◆ **INSTRUCTIONS TO FOLLOW**: In the entries that follow, count each line containing "JSON" and state the total, nothing more.

◆ **RECORDS SUPPLIED**:
· · · · ·

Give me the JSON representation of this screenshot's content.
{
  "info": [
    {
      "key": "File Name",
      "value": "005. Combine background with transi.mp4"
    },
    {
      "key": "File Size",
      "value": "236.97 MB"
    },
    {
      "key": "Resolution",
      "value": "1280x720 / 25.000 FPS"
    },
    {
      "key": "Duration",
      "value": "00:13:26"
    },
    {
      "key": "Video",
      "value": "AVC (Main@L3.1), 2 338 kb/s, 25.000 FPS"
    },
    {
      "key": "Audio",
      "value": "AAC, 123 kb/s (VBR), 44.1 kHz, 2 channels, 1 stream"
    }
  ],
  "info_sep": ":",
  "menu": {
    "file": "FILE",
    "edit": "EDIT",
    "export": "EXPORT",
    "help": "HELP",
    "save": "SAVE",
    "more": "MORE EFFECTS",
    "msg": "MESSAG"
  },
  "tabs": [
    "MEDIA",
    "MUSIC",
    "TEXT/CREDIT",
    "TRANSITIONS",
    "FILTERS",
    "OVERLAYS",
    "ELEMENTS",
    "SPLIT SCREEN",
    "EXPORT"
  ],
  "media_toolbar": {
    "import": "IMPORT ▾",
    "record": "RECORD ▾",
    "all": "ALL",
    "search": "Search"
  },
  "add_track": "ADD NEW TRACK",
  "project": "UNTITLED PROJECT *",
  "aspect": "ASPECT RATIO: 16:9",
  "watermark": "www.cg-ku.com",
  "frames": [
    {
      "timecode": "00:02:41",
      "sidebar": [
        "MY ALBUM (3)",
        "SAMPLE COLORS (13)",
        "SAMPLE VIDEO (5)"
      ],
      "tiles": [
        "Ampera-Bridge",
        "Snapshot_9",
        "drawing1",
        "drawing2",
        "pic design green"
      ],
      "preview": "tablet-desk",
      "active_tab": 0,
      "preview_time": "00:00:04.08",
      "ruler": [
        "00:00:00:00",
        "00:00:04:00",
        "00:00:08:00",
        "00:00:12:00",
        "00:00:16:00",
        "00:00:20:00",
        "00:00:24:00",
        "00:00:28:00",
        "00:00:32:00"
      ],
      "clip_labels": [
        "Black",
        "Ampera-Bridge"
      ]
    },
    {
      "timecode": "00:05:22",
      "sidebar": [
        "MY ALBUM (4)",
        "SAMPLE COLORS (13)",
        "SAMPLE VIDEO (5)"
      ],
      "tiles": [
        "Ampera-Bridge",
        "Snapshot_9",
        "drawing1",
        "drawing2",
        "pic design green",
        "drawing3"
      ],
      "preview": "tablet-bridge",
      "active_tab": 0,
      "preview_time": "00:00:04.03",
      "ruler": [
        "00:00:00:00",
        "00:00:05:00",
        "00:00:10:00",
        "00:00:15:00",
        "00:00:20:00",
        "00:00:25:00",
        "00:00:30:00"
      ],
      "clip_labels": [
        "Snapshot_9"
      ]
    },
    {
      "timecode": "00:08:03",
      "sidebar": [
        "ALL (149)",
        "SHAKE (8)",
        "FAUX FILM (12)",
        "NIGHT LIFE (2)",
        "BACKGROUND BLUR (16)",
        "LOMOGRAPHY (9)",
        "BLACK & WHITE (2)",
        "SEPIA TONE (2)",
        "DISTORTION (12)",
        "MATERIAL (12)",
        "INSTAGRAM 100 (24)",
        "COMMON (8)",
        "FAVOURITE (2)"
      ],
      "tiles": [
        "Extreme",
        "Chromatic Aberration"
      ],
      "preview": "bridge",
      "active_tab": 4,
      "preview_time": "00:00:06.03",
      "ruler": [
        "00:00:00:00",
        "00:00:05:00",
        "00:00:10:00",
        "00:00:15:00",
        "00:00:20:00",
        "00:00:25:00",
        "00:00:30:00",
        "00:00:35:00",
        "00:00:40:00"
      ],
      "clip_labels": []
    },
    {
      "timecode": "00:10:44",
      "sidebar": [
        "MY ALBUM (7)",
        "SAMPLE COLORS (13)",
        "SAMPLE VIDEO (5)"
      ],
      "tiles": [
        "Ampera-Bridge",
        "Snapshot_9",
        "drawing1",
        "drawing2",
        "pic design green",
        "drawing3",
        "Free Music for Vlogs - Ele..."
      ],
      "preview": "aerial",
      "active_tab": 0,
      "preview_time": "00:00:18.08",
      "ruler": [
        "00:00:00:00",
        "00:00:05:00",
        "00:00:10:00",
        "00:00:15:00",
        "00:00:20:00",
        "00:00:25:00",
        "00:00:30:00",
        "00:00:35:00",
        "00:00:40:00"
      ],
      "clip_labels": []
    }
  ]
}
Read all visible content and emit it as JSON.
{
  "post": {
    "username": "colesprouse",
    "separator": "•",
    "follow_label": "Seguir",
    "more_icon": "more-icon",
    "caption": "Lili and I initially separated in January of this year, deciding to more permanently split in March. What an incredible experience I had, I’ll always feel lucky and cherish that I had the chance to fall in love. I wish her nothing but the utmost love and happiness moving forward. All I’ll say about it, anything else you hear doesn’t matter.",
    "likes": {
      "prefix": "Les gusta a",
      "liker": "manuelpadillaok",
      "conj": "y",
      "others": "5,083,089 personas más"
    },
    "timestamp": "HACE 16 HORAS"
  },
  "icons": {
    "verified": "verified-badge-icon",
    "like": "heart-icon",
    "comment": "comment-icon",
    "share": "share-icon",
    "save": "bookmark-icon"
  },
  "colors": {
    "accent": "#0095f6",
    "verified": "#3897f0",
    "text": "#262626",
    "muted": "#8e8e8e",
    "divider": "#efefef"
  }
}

· · · · ·

◆ **COMPLETE ANSWER**: 2